BEGIN TEXT PASSAGE
Friday 15 May 2015

Friday 15/5 Fenny Compton to Bridge 170 past Banbury

No report for yesterday. Stupidly I strained my back when I missed a stair going down into the boat at the first of the locks on Wednesday. By the end of the day I was cactus, so as It was awful weather yesterday we decided to stay put at the des des that is Fenny Compton and give my back a chance to settle down.
So we got underway this morning at 8.30am, for a mere 150metres, where, for the first stop of the day, we had a water fill.
We set off again, passed the boats moored at Fenny Compton
Passed this, for a narrowboat, unusually coloured boat
On through the narrow sections which consist of deep cuttings, part of which when the canal was originally built was a 1000yd long tunnel. However the rock through which the tunnel was bored was very brittle and the tunnel a bottle neck so the top of the tunnel was taken off. After the tunnel that is no longer a tunnel is this elegant cast iron turnover bridge.
END TEXT PASSAGE
## EXERCISE SET
a) In the canal trip entry, how long was the tunnel when the canal was originally built?
b) Carry the canal trip entry forward from its last sentence.
BEGIN DATASET RECORDS
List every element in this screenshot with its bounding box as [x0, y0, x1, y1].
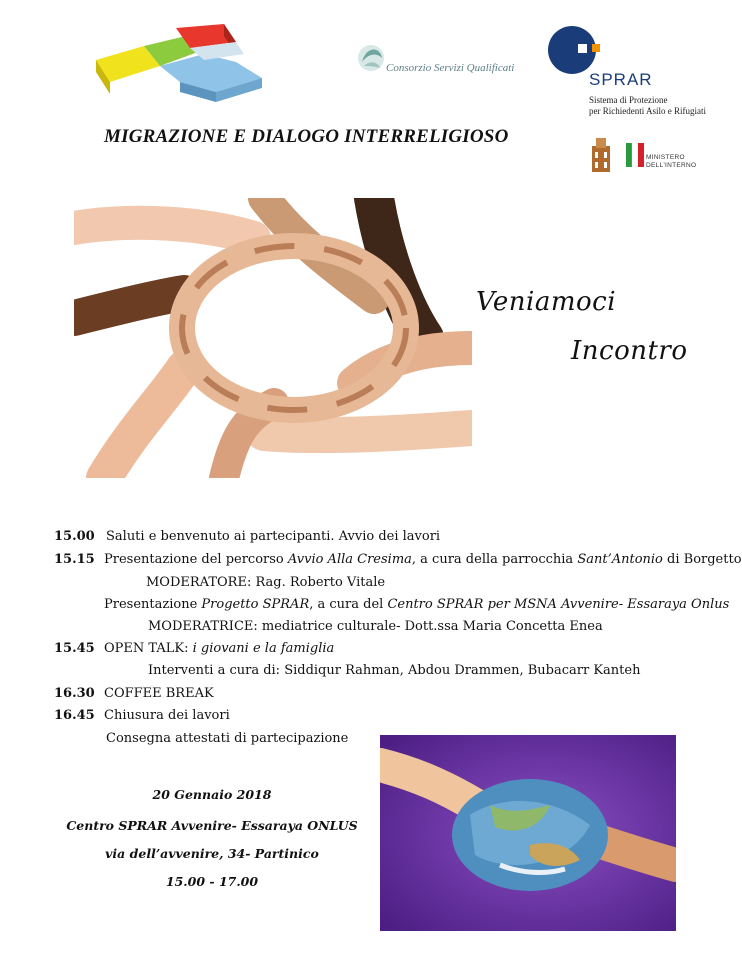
sprar-subtitle-line: per Richiedenti Asilo e Rifugiati: [589, 106, 706, 116]
slogan-line-1: Veniamoci: [476, 287, 617, 317]
page-title: MIGRAZIONE E DIALOGO INTERRELIGIOSO: [104, 126, 509, 147]
consorzio-label: Consorzio Servizi Qualificati: [386, 62, 515, 74]
programme-text: Presentazione Progetto SPRAR, a cura del Centro SPRAR per MSNA Avvenire- Essaraya Onlus: [104, 597, 730, 612]
consorzio-emblem-icon: [356, 40, 386, 78]
programme-time: 15.15: [54, 552, 95, 567]
programme-text: Consegna attestati di partecipazione: [106, 731, 349, 746]
ministero-line: DELL'INTERNO: [646, 162, 697, 169]
globe-hands-image: [380, 735, 676, 931]
programme-moderator: MODERATORE: Rag. Roberto Vitale: [146, 575, 386, 590]
event-address: via dell’avvenire, 34- Partinico: [105, 846, 319, 861]
sprar-subtitle: [589, 95, 709, 117]
programme-text: OPEN TALK: i giovani e la famiglia: [104, 641, 335, 656]
programme-text: Presentazione del percorso Avvio Alla Cresima, a cura della parrocchia Sant’Antonio di Borgetto: [104, 552, 742, 567]
puzzle-logo: [86, 18, 266, 110]
programme-text: COFFEE BREAK: [104, 686, 214, 701]
programme-time: 15.45: [54, 641, 95, 656]
sprar-name: SPRAR: [589, 70, 653, 89]
programme-time: 16.30: [54, 686, 95, 701]
programme-speakers: Interventi a cura di: Siddiqur Rahman, Abdou Drammen, Bubacarr Kanteh: [148, 663, 641, 678]
sprar-subtitle-line: Sistema di Protezione: [589, 95, 668, 105]
event-venue: Centro SPRAR Avvenire- Essaraya ONLUS: [66, 818, 358, 833]
programme-text: Chiusura dei lavori: [104, 708, 230, 723]
sprar-emblem-icon: [548, 24, 608, 76]
programme-text: Saluti e benvenuto ai partecipanti. Avvio dei lavori: [106, 529, 441, 544]
event-date: 20 Gennaio 2018: [152, 787, 272, 802]
slogan-line-2: Incontro: [571, 336, 688, 366]
ministero-line: MINISTERO: [646, 154, 685, 161]
ministero-label: [646, 154, 696, 170]
programme-time: 16.45: [54, 708, 95, 723]
hands-circle-image: [74, 198, 472, 478]
event-hours: 15.00 - 17.00: [165, 874, 259, 889]
sprar-logo: [548, 24, 708, 174]
programme-time: 15.00: [54, 529, 95, 544]
consorzio-logo: [356, 38, 526, 82]
programme-moderator: MODERATRICE: mediatrice culturale- Dott.ssa Maria Concetta Enea: [148, 619, 603, 634]
anci-building-icon: [590, 136, 612, 172]
italian-flag-icon: [626, 143, 644, 167]
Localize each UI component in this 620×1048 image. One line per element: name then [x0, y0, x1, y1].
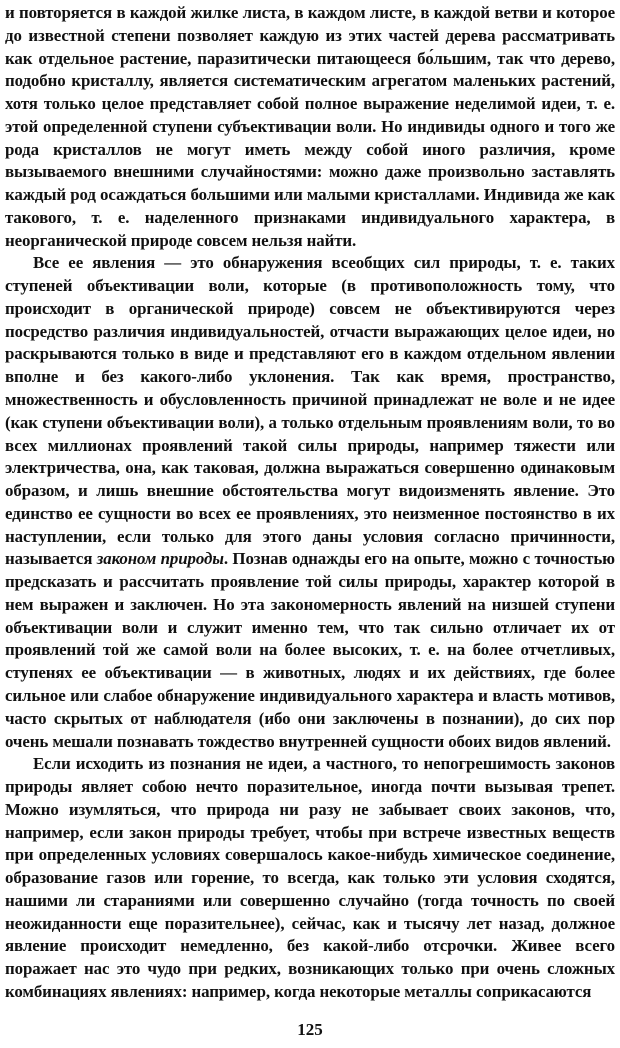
paragraph-2-text-a: Все ее явления — это обнаружения всеобщих сил природы, т. е. таких ступеней объективации воли, которые (в противоположность тому, что происходит в органической природе) совсем не объективируются через посредство различия индивидуальностей, отчасти выражающих целое идеи, но раскрываются только в виде и представляют его в каждом отдельном явлении вполне и без какого-либо уклонения. Так как время, пространство, множественность и обусловленность причиной принадлежат не воле и не идее (как ступени объективации воли), а только отдельным проявлениям воли, то во всех миллионах проявлений такой силы природы, например тяжести или электричества, она, как таковая, должна выражаться совершенно одинаковым образом, и лишь внешние обстоятельства могут видоизменять явление. Это единство ее сущности во всех ее проявлениях, это неизменное постоянство в их наступлении, если только для этого даны условия согласно причинности, называется: [5, 253, 615, 569]
paragraph-3-text: Если исходить из познания не идеи, а частного, то непогрешимость законов природы являет собою нечто поразительное, иногда почти вызывая трепет. Можно изумляться, что природа ни разу не забывает своих законов, что, например, если закон природы требует, чтобы при встрече известных веществ при определенных условиях совершалось какое-нибудь химическое соединение, образование газов или горение, то всегда, как только эти условия сходятся, нашими ли стараниями или совершенно случайно (тогда точность по своей неожиданности еще поразительнее), сейчас, как и тысячу лет назад, должное явление происходит немедленно, без какой-либо отсрочки. Живее всего поражает нас это чудо при редких, возникающих только при очень сложных комбинациях явлениях: например, когда некоторые металлы соприкасаются: [5, 754, 615, 1001]
paragraph-3: [5, 753, 615, 1003]
paragraph-1-text: и повторяется в каждой жилке листа, в каждом листе, в каждой ветви и которое до известной степени позволяет каждую из этих частей дерева рассматривать как отдельное растение, паразитически питающееся бо́льшим, так что дерево, подобно кристаллу, является систематическим агрегатом маленьких растений, хотя только целое представляет собой полное выражение неделимой идеи, т. е. этой определенной ступени субъективации воли. Но индивиды одного и того же рода кристаллов не могут иметь между собой иного различия, кроме вызываемого внешними случайностями: можно даже произвольно заставлять каждый род осаждаться большими или малыми кристаллами. Индивида же как такового, т. е. наделенного признаками индивидуального характера, в неорганической природе совсем нельзя найти.: [5, 3, 615, 250]
paragraph-1: [5, 2, 615, 252]
page-number: 125: [297, 1020, 323, 1039]
paragraph-2-italic-term: законом природы: [96, 549, 224, 569]
paragraph-2: [5, 252, 615, 753]
paragraph-2-text-b: . Познав однажды его на опыте, можно с точностью предсказать и рассчитать проявление той силы природы, характер которой в нем выражен и заключен. Но эта закономерность явлений на низшей ступени объективации воли и служит именно тем, что так сильно отличает их от проявлений той же самой воли на более высоких, т. е. на более отчетливых, ступенях ее объективации — в животных, людях и их действиях, где более сильное или слабое обнаружение индивидуального характера и власть мотивов, часто скрытых от наблюдателя (ибо они заключены в познании), до сих пор очень мешали познавать тождество внутренней сущности обоих видов явлений.: [5, 549, 615, 751]
body-text: [5, 2, 615, 1004]
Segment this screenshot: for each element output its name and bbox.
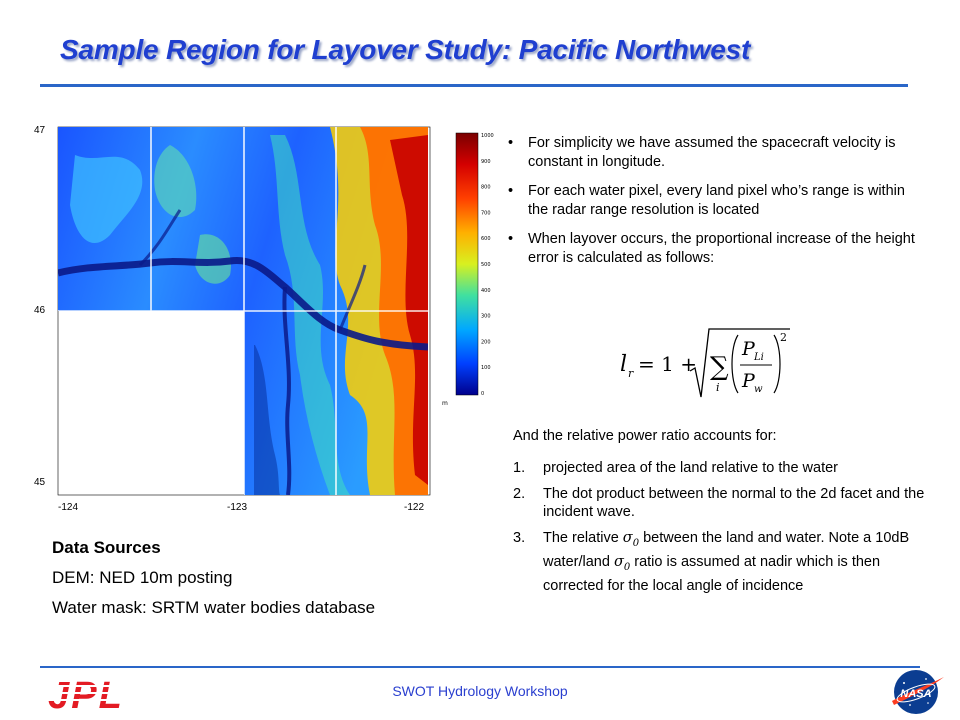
END DATASET RECORDS
## OUTPUTS FOR THE TASKS
a) It was 1000 yards long.

b)
One of the very few straight stretches on the Oxford Canal
Through wooded cutting
And suddenly we were in open country again
We then encountered the first of many life bridges on the Oxford. hopefully most will be open like this one
We then reached the top of Claydon Locks (the first of today's locks) where we were accosted by a swan family and told, in no uncertain terms, to stand and deliver.
At the bottom of Claydon Locks looking back to where we had come from
Old stables for barge horses at Clattercote wharf, now housing what looks like naked scarecrows
We first spotted 80yo Mr Sutcliffe when we came up behind him just as he had entered Broadmoor Lock. I closed the gate and worked the lock for him. He puttered of as I started to refill the lock for us to descend. We stopped for a bite of lunch and next caught up with Mr Sutcliffe 2 locks further on. He was struggling to open the gate at the top of the lock so Lawrence launched me off Aqualife ( usually I am under strict instructions not to jump, this time I had to leap) to help. It took both Mr Sutcliffe and me to open the gate so we started to chat, as you do at locks, and we chattered and we chattered so Lawrence tied up Aqualife and joined in.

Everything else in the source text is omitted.